++++ Entries shown ++++
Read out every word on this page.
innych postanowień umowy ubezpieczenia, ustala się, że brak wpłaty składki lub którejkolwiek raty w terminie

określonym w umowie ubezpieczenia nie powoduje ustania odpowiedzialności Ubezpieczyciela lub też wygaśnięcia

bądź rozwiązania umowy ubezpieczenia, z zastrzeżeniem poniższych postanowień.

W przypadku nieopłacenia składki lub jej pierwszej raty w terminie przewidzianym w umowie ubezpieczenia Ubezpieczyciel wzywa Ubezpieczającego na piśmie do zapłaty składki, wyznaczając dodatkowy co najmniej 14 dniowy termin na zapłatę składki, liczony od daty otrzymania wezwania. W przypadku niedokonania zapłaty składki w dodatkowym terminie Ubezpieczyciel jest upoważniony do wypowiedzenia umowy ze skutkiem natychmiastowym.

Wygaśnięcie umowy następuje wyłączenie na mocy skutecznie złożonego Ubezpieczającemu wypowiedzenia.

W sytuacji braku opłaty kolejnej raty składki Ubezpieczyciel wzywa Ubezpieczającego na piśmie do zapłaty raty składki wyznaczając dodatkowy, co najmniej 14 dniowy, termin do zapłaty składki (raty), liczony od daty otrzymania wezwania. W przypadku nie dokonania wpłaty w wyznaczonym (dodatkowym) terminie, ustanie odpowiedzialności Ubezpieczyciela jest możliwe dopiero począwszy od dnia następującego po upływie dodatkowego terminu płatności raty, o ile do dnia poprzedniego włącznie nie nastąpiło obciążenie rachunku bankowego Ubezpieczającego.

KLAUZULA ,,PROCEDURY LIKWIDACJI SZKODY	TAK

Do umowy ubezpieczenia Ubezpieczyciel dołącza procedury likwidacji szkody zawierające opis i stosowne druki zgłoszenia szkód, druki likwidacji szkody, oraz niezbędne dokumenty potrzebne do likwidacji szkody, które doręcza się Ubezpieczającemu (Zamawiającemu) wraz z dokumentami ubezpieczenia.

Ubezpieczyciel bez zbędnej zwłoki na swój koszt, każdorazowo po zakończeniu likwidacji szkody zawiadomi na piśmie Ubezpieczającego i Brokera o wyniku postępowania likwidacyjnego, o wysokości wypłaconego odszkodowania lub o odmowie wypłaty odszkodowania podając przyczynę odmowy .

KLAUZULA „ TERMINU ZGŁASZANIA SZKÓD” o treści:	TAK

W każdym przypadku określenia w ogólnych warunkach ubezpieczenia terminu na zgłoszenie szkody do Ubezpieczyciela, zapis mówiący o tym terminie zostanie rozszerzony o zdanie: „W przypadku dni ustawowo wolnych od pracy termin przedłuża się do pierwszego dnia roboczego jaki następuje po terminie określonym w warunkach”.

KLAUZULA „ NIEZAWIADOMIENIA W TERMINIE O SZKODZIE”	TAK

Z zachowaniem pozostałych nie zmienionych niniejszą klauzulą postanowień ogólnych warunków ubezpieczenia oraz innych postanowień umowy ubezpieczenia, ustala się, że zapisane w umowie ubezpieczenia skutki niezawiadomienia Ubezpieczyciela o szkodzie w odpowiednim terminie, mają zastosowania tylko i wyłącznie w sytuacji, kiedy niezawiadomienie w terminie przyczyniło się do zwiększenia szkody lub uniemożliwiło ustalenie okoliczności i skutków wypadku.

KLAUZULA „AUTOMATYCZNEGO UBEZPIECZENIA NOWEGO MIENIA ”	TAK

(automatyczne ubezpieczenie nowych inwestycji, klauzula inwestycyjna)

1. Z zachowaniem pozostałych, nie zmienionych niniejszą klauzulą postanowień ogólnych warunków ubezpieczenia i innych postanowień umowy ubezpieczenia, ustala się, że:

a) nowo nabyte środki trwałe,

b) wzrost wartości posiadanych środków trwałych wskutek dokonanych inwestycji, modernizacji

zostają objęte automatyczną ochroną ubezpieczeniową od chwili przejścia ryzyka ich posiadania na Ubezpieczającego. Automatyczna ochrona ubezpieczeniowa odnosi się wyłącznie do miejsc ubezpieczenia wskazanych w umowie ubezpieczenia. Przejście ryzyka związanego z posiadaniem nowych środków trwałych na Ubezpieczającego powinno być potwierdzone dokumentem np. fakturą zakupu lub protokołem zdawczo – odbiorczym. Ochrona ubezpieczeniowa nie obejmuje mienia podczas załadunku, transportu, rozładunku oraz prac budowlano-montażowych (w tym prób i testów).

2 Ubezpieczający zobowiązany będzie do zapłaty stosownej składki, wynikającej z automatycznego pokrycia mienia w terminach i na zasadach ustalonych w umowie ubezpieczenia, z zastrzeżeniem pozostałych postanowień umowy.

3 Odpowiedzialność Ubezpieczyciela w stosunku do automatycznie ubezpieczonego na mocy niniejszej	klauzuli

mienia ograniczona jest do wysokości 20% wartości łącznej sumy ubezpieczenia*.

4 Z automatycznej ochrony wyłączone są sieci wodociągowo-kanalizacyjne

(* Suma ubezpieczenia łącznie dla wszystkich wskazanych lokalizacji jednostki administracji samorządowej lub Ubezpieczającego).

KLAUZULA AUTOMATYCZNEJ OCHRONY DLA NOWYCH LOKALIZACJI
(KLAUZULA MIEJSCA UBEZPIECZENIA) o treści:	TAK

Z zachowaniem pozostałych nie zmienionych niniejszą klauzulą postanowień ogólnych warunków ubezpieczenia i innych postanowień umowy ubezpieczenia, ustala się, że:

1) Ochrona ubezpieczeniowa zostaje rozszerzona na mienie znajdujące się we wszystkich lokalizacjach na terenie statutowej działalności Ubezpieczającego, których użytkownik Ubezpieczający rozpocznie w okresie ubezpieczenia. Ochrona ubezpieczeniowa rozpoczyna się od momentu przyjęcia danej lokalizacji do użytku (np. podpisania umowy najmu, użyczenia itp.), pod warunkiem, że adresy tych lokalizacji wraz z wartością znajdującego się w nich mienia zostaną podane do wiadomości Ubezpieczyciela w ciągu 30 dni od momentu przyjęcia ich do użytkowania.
++++
Only a number is wanted: how many lines above include "wysokości"?

**Full output:** 2